Records follow. Pull out every line that contains "京都府知事許可".
=====
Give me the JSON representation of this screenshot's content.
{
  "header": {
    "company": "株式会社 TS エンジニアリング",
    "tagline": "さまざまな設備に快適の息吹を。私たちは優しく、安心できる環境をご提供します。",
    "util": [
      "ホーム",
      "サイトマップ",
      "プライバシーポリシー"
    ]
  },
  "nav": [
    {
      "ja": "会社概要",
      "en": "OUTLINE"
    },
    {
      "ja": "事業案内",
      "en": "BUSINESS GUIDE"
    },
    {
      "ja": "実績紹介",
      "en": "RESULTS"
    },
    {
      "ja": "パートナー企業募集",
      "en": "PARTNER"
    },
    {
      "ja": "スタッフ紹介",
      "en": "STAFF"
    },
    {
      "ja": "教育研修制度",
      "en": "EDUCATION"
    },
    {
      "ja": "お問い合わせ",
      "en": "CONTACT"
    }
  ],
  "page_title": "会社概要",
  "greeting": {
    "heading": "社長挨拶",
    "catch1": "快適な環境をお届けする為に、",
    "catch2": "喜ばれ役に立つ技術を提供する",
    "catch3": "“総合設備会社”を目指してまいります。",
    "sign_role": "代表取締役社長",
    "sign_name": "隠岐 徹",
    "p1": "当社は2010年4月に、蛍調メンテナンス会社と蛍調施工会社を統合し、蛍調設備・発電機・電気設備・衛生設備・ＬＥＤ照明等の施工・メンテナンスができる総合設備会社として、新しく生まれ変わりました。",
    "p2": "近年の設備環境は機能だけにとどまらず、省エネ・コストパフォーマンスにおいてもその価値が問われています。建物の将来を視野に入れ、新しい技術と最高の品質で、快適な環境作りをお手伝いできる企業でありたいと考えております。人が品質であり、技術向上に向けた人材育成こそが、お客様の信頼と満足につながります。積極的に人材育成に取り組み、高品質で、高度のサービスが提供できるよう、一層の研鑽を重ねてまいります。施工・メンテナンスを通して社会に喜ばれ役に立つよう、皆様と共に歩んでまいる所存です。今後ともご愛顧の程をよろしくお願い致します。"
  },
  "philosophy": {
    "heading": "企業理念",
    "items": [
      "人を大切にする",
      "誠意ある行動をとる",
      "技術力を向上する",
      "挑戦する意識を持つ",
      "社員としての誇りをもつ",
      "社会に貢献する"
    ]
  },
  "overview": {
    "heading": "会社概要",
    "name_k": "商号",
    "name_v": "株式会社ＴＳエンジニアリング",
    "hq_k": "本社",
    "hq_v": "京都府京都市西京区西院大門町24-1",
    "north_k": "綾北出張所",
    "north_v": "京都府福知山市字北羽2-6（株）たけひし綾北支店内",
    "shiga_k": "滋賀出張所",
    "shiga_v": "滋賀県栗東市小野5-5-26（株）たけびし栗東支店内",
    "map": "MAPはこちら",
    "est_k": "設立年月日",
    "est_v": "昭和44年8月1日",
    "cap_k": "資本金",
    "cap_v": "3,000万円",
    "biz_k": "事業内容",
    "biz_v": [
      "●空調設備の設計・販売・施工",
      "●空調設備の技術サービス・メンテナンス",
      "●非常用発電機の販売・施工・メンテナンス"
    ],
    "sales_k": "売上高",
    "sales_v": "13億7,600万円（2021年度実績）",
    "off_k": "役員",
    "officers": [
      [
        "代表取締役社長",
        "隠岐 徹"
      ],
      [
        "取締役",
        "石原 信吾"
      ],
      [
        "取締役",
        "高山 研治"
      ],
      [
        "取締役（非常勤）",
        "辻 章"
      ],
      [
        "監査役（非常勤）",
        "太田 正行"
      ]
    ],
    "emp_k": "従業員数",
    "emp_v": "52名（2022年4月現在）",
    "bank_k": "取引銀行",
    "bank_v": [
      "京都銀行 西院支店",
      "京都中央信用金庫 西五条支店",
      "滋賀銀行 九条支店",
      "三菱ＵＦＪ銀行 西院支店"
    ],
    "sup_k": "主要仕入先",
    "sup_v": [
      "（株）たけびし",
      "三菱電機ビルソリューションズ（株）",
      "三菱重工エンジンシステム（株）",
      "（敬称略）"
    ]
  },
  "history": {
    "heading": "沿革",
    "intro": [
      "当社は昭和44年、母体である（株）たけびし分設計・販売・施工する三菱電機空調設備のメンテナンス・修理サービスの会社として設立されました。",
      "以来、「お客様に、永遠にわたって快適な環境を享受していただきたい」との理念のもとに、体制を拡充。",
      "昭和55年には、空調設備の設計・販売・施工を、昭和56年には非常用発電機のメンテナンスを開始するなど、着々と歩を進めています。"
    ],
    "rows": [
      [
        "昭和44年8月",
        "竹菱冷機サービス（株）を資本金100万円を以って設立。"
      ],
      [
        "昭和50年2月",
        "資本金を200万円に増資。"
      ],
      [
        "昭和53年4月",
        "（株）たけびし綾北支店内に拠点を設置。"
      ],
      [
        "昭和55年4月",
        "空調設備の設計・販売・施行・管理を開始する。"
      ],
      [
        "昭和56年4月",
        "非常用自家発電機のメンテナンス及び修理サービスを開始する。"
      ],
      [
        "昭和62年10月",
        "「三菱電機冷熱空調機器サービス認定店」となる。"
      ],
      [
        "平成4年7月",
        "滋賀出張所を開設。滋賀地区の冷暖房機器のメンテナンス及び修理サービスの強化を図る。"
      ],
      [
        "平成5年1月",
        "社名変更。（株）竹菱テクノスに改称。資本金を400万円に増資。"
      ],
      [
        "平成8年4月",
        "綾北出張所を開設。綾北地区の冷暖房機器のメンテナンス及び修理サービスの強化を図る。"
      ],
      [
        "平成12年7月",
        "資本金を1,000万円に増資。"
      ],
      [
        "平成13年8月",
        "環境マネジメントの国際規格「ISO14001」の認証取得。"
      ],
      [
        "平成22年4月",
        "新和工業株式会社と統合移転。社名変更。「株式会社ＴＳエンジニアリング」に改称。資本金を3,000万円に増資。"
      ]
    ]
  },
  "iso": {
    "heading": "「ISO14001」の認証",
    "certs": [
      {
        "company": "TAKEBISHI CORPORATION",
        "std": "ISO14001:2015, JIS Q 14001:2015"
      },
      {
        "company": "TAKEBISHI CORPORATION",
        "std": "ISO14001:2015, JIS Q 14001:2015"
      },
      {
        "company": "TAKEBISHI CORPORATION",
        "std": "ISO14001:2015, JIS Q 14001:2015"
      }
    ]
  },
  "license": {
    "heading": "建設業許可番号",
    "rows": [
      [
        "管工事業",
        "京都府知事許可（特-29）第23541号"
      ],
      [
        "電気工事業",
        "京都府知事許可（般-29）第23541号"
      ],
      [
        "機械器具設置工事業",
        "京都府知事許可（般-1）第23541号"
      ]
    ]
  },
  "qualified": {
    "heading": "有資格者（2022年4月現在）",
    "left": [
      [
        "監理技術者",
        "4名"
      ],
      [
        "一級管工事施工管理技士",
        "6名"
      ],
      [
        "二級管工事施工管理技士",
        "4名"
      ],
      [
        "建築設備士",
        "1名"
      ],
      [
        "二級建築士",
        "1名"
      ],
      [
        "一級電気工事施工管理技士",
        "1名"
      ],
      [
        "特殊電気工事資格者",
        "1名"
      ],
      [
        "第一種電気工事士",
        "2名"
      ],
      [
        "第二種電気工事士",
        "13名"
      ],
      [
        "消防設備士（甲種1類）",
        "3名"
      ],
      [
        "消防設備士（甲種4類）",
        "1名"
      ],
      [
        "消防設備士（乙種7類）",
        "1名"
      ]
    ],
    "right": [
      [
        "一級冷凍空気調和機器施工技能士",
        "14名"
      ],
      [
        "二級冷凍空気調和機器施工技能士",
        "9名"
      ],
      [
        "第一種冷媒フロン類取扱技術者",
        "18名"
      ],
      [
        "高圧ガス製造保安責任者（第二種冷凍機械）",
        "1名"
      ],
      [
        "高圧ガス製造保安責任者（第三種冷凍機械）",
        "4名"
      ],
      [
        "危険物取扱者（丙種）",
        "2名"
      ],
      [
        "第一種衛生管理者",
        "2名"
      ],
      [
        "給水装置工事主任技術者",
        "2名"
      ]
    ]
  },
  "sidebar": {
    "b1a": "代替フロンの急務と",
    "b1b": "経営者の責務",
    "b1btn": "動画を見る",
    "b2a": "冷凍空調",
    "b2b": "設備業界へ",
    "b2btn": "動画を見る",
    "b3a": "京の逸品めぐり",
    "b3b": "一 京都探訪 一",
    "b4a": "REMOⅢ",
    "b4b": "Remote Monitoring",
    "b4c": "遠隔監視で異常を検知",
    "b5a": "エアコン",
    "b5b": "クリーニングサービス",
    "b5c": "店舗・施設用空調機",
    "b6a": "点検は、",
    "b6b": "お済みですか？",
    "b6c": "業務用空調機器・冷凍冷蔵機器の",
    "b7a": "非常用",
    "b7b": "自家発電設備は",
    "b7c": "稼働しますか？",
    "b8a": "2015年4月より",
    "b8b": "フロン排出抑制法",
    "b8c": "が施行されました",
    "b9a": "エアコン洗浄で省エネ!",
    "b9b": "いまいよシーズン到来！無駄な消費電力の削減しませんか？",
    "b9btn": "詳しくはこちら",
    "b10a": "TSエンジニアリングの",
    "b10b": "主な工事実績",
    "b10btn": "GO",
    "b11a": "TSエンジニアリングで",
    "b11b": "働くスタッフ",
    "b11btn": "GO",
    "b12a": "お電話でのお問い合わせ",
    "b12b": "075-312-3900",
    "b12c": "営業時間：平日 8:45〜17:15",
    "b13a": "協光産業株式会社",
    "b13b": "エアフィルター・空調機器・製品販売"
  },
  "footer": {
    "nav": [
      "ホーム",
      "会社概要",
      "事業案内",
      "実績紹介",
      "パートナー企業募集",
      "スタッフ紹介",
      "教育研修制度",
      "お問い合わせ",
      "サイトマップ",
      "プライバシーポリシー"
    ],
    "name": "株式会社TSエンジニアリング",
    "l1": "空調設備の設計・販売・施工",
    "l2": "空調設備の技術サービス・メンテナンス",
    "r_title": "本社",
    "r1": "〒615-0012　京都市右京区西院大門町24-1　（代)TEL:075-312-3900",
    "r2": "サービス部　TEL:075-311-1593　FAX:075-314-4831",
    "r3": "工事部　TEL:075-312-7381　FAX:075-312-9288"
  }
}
=====
### OUTPUT FOR THIS EXERCISE:
        "京都府知事許可（特-29）第23541号"
        "京都府知事許可（般-29）第23541号"
        "京都府知事許可（般-1）第23541号"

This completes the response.